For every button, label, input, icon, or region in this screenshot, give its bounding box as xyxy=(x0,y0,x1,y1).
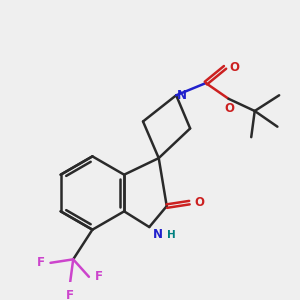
Text: H: H xyxy=(167,230,175,240)
Text: F: F xyxy=(95,270,103,283)
Text: N: N xyxy=(153,228,163,241)
Text: O: O xyxy=(194,196,204,209)
Text: N: N xyxy=(176,89,186,102)
Text: O: O xyxy=(224,102,234,115)
Text: F: F xyxy=(66,289,74,300)
Text: O: O xyxy=(230,61,240,74)
Text: F: F xyxy=(37,256,45,269)
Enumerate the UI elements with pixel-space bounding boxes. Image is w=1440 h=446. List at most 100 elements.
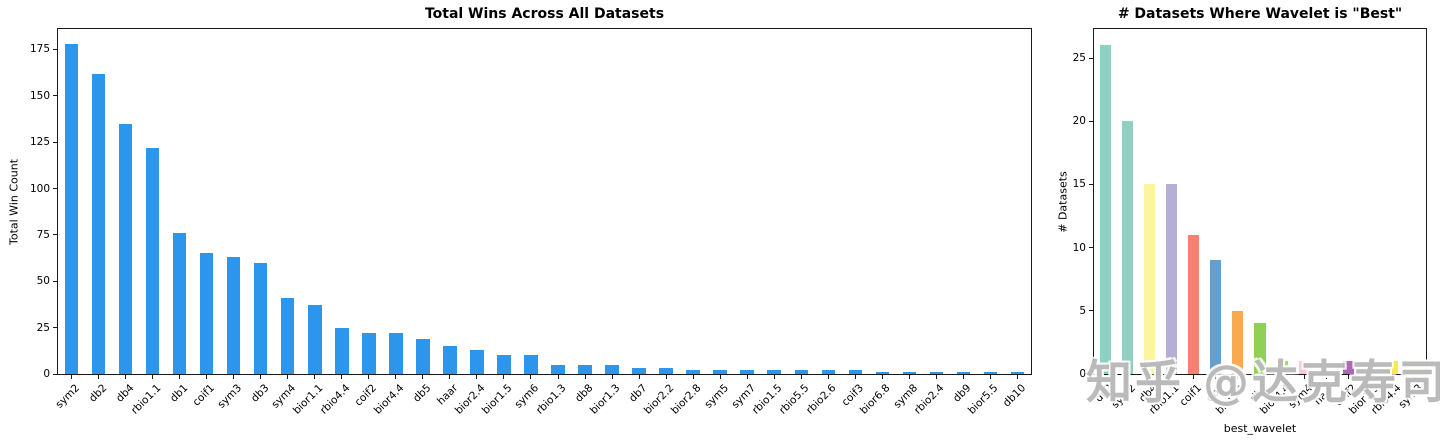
x-tick <box>233 375 235 379</box>
x-tick <box>1392 375 1394 379</box>
x-tick <box>989 375 991 379</box>
y-tick <box>1089 120 1093 122</box>
x-tick-label: sym5 <box>701 382 731 411</box>
y-tick-label: 150 <box>29 89 50 102</box>
x-tick-label: haar <box>1311 382 1337 408</box>
y-tick-label: 0 <box>1079 368 1086 380</box>
y-tick-label: 0 <box>43 368 50 380</box>
y-tick-label: 20 <box>1072 115 1086 128</box>
bar-bior4.4 <box>389 333 403 374</box>
x-tick <box>125 375 127 379</box>
x-tick <box>1325 375 1327 379</box>
bar-bior2.8 <box>686 370 700 374</box>
x-tick-label: sym3 <box>215 382 245 411</box>
x-tick-label: coif1 <box>190 382 218 409</box>
bar-db1 <box>172 233 187 374</box>
bar-coif3 <box>848 370 863 374</box>
bar-bior6.8 <box>875 372 890 374</box>
bar-bior1.1 <box>1232 311 1244 374</box>
x-tick <box>1259 375 1261 379</box>
x-tick <box>1104 375 1106 379</box>
x-tick-label: db5 <box>410 382 434 405</box>
bar-sym8 <box>902 372 917 374</box>
x-tick <box>1303 375 1305 379</box>
x-tick <box>287 375 289 379</box>
bar-rbio2.4 <box>929 372 944 374</box>
bar-db2 <box>91 74 106 374</box>
x-tick <box>719 375 721 379</box>
x-tick-label: db9 <box>951 382 974 405</box>
y-tick <box>53 280 57 282</box>
x-tick <box>854 375 856 379</box>
x-tick <box>665 375 667 379</box>
x-tick <box>395 375 397 379</box>
x-tick <box>1170 375 1172 379</box>
bar-rbio4.4 <box>335 328 349 374</box>
y-tick-label: 10 <box>1072 241 1086 254</box>
x-tick-label: sym2 <box>1108 382 1138 411</box>
x-tick-label: db4 <box>113 382 137 405</box>
x-tick-label: db1 <box>167 382 191 405</box>
y-tick <box>1089 247 1093 249</box>
x-tick <box>692 375 694 379</box>
y-tick-label: 15 <box>1072 178 1086 191</box>
x-tick <box>1237 375 1239 379</box>
y-tick-label: 25 <box>36 321 50 334</box>
y-tick <box>1089 57 1093 59</box>
bar-db4 <box>118 124 133 374</box>
bar-db3 <box>253 263 268 374</box>
x-tick <box>800 375 802 379</box>
x-tick <box>827 375 829 379</box>
x-tick <box>314 375 316 379</box>
y-tick <box>1089 310 1093 312</box>
bar-sym3 <box>1409 361 1421 374</box>
y-tick <box>53 234 57 236</box>
bar-sym7 <box>740 370 754 374</box>
x-tick-label: coif1 <box>1177 382 1205 409</box>
right-chart-title: # Datasets Where Wavelet is "Best" <box>1117 6 1403 22</box>
x-tick-label: sym3 <box>1396 382 1426 411</box>
x-tick <box>962 375 964 379</box>
right-plot-area: 0 5 10 15 20 25 db2 sym2 db4 rbio1.1 coif1 db1 bior1… <box>1073 28 1427 417</box>
bar-db7 <box>632 368 646 374</box>
bar-rbio5.5 <box>794 370 808 374</box>
bar-bior1.5 <box>497 355 511 374</box>
y-tick <box>53 373 57 375</box>
y-tick <box>53 95 57 97</box>
x-tick <box>476 375 478 379</box>
bar-db9 <box>956 372 971 374</box>
x-tick <box>1370 375 1372 379</box>
x-tick <box>1414 375 1416 379</box>
x-tick <box>368 375 370 379</box>
bar-sym2 <box>64 44 79 374</box>
right-x-axis-label: best_wavelet <box>1223 422 1297 435</box>
x-tick <box>341 375 343 379</box>
bar-db5 <box>416 339 430 374</box>
x-tick <box>935 375 937 379</box>
x-tick <box>611 375 613 379</box>
x-tick-label: bior4.4 <box>371 382 407 417</box>
y-tick <box>1089 183 1093 185</box>
bar-sym5 <box>713 370 727 374</box>
y-tick-label: 75 <box>36 228 50 241</box>
x-tick <box>557 375 559 379</box>
y-tick-label: 50 <box>36 275 50 288</box>
y-tick <box>53 141 57 143</box>
x-tick <box>1148 375 1150 379</box>
bar-bior1.5 <box>1365 361 1377 374</box>
x-tick <box>881 375 883 379</box>
x-tick <box>422 375 424 379</box>
x-tick <box>179 375 181 379</box>
x-tick <box>908 375 910 379</box>
x-tick <box>638 375 640 379</box>
y-tick <box>53 188 57 190</box>
bar-db2 <box>1099 45 1111 374</box>
x-tick-label: bior5.5 <box>966 382 1001 417</box>
x-tick <box>584 375 586 379</box>
bar-bior5.5 <box>983 372 998 374</box>
left-plot-area: 0 25 50 75 100 125 150 175 sym2 db2 db4 rbio1.1 db1 c… <box>30 28 1032 417</box>
x-tick <box>773 375 775 379</box>
bar-bior1.1 <box>308 305 322 374</box>
x-tick-label: db2 <box>86 382 110 405</box>
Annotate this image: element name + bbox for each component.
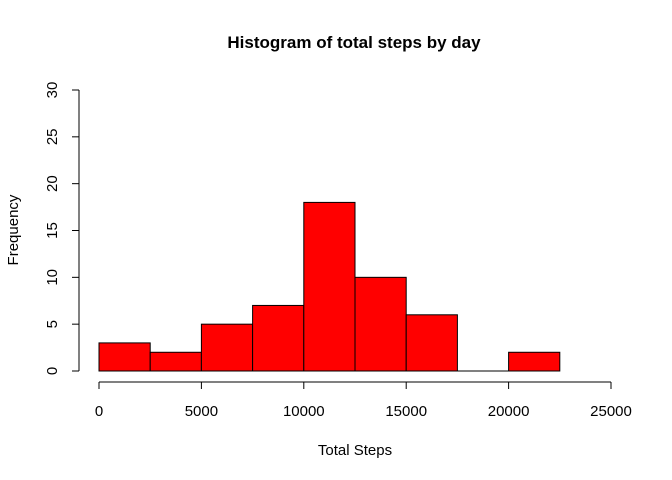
x-tick-label: 5000 [185, 403, 218, 420]
histogram-bar [98, 342, 151, 372]
y-tick-label: 25 [44, 128, 61, 145]
y-tick-label: 10 [44, 269, 61, 286]
x-tick-label: 0 [95, 403, 103, 420]
histogram-bar [200, 323, 254, 372]
histogram-bar [354, 276, 407, 372]
x-axis: 0 5000 10000 15000 20000 25000 [95, 381, 632, 420]
histogram-bar [508, 351, 561, 372]
histogram-bar [405, 314, 458, 372]
x-tick-label: 20000 [488, 403, 530, 420]
x-axis-label: Total Steps [318, 442, 392, 459]
x-tick-label: 15000 [385, 403, 427, 420]
chart-title: Histogram of total steps by day [227, 33, 481, 52]
histogram-bar [303, 201, 356, 372]
y-axis: 0 5 10 15 20 25 30 [44, 82, 80, 375]
y-axis-label: Frequency [5, 194, 22, 265]
y-tick-label: 30 [44, 82, 61, 99]
x-tick-label: 10000 [283, 403, 325, 420]
histogram-bar [149, 351, 202, 372]
y-tick-label: 20 [44, 175, 61, 192]
histogram-bar [252, 304, 305, 372]
y-tick-label: 5 [44, 320, 61, 328]
y-tick-label: 15 [44, 222, 61, 239]
x-tick-label: 25000 [590, 403, 632, 420]
bars-group [98, 201, 561, 372]
y-tick-label: 0 [44, 367, 61, 375]
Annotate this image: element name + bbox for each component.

====================

**The task**: Could you write out the entries starting at the line containing "x-tick <box>233 375 235 379</box>" and ending at the line containing "x-tick-label: sym3 <box>215 382 245 411</box>" as a numbered list, with blank lines left out?

**Correct output**:
1. x-tick <box>233 375 235 379</box>
2. x-tick <box>1392 375 1394 379</box>
3. x-tick <box>989 375 991 379</box>
4. y-tick <box>1089 120 1093 122</box>
5. x-tick-label: sym5 <box>701 382 731 411</box>
6. y-tick-label: 150 <box>29 89 50 102</box>
7. x-tick-label: haar <box>1311 382 1337 408</box>
8. y-tick-label: 0 <box>1079 368 1086 380</box>
9. y-tick-label: 0 <box>43 368 50 380</box>
10. y-tick-label: 20 <box>1072 115 1086 128</box>
11. bar-bior4.4 <box>389 333 403 374</box>
12. x-tick <box>125 375 127 379</box>
13. x-tick <box>1325 375 1327 379</box>
14. bar-bior2.8 <box>686 370 700 374</box>
15. x-tick-label: sym3 <box>215 382 245 411</box>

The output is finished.